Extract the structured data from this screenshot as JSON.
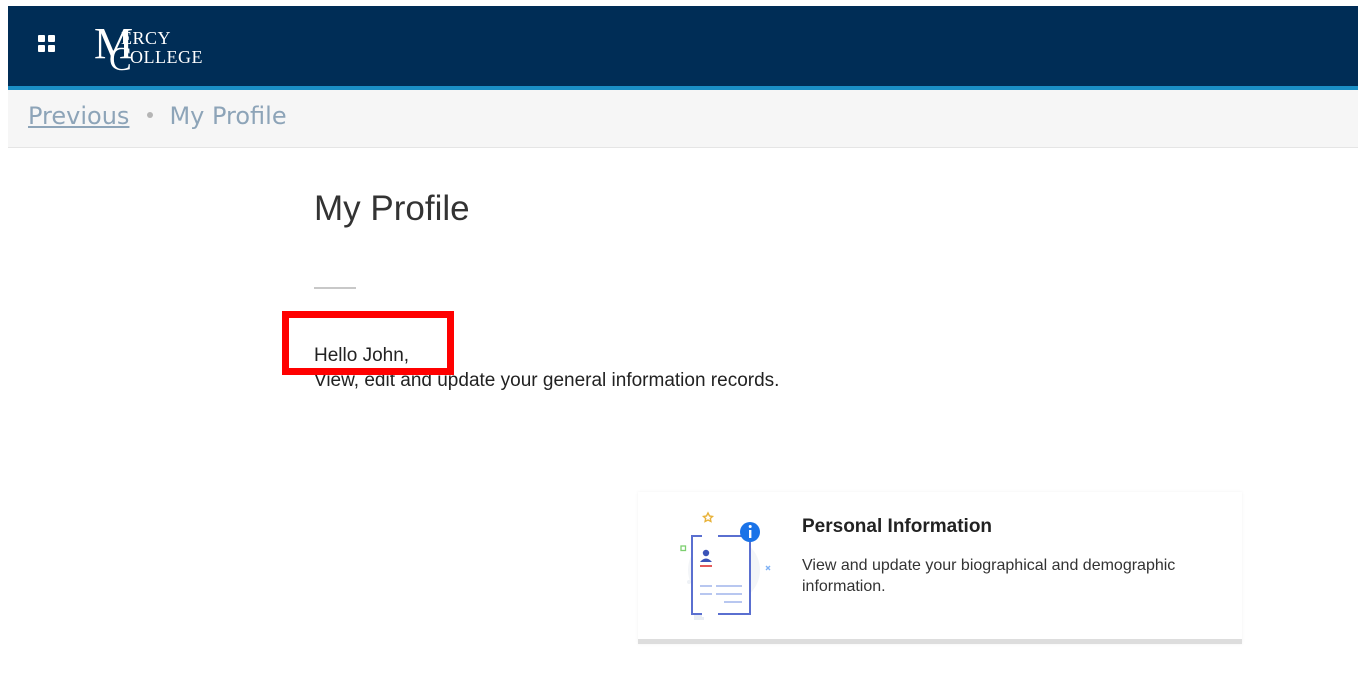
{
  "header": {
    "logo_alt": "Mercy College"
  },
  "breadcrumb": {
    "previous": "Previous",
    "current": "My Profile"
  },
  "main": {
    "title": "My Profile",
    "greeting": "Hello John,",
    "subtitle": "View, edit and update your general information records."
  },
  "cards": [
    {
      "title": "Personal Information",
      "description": "View and update your biographical and demographic information.",
      "icon": "personal-information-illustration"
    }
  ],
  "colors": {
    "header_bg": "#002d56",
    "header_accent": "#1b8fc6",
    "breadcrumb_text": "#8da4b8",
    "highlight": "#ff0000"
  }
}
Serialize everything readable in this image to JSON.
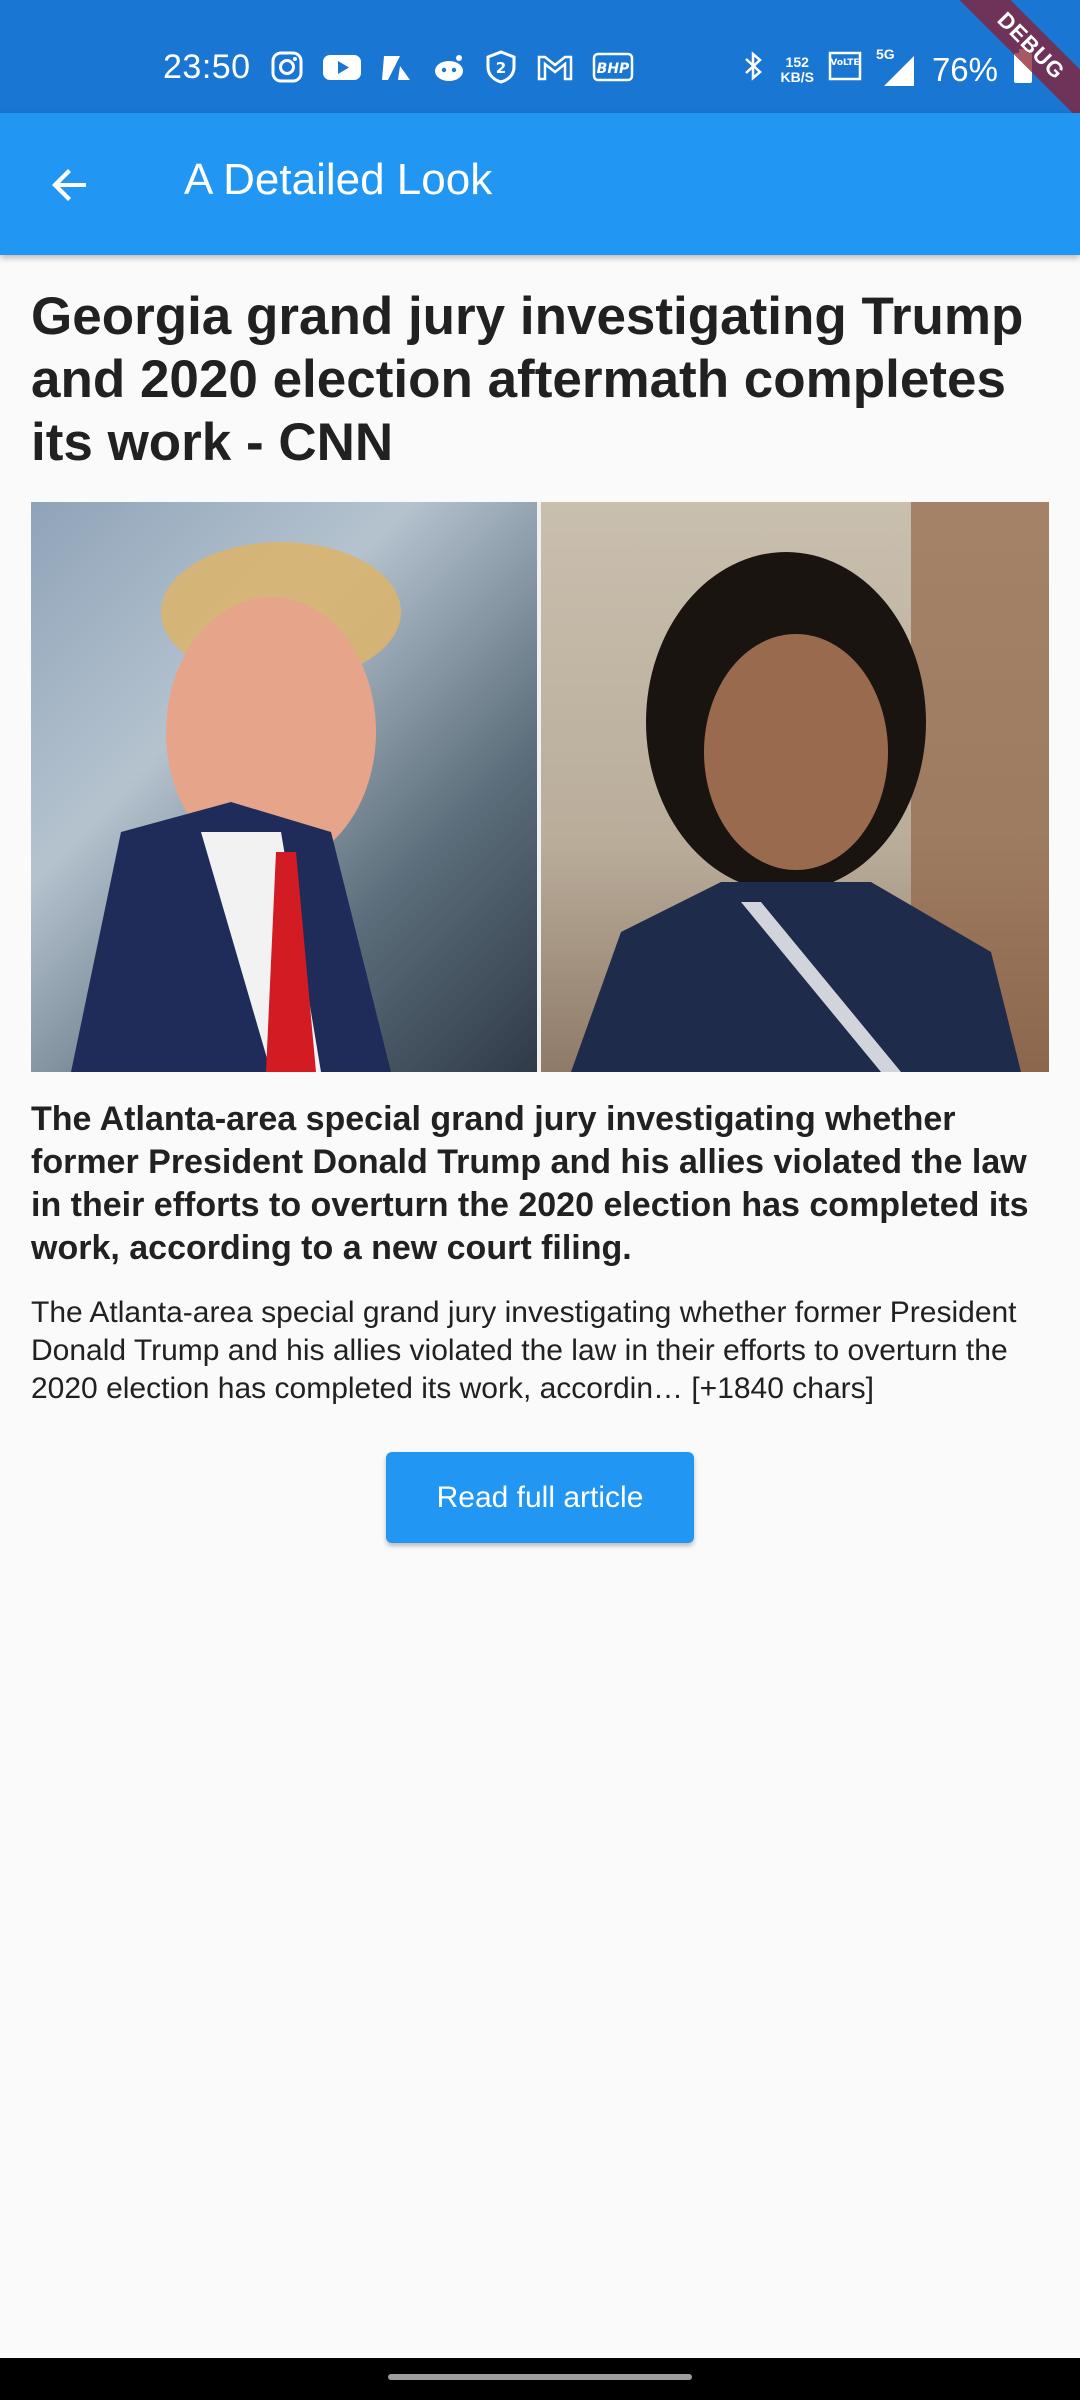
{
  "status_bar": {
    "time": "23:50",
    "left_icons": [
      "instagram-icon",
      "youtube-icon",
      "app-icon",
      "reddit-icon",
      "shield-icon",
      "gmail-icon",
      "bhp-icon"
    ],
    "net_speed_value": "152",
    "net_speed_unit": "KB/S",
    "network": "5G",
    "battery": "76%",
    "debug_label": "DEBUG"
  },
  "app_bar": {
    "title": "A Detailed Look",
    "back_icon": "arrow-back-icon",
    "color": "#2196f3"
  },
  "article": {
    "title": "Georgia grand jury investigating Trump and 2020 election aftermath completes its work - CNN",
    "description": "The Atlanta-area special grand jury investigating whether former President Donald Trump and his allies violated the law in their efforts to overturn the 2020 election has completed its work, according to a new court filing.",
    "content": "The Atlanta-area special grand jury investigating whether former President Donald Trump and his allies violated the law in their efforts to overturn the 2020 election has completed its work, accordin… [+1840 chars]",
    "read_button_label": "Read full article"
  }
}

◆ ◆ ◆

> _Directions for this task_: Which lines hold the word "update"? Copy all of them.

> _Expected output_:
    "subtitle": "View, edit and update your general information records."
      "description": "View and update your biographical and demographic information.",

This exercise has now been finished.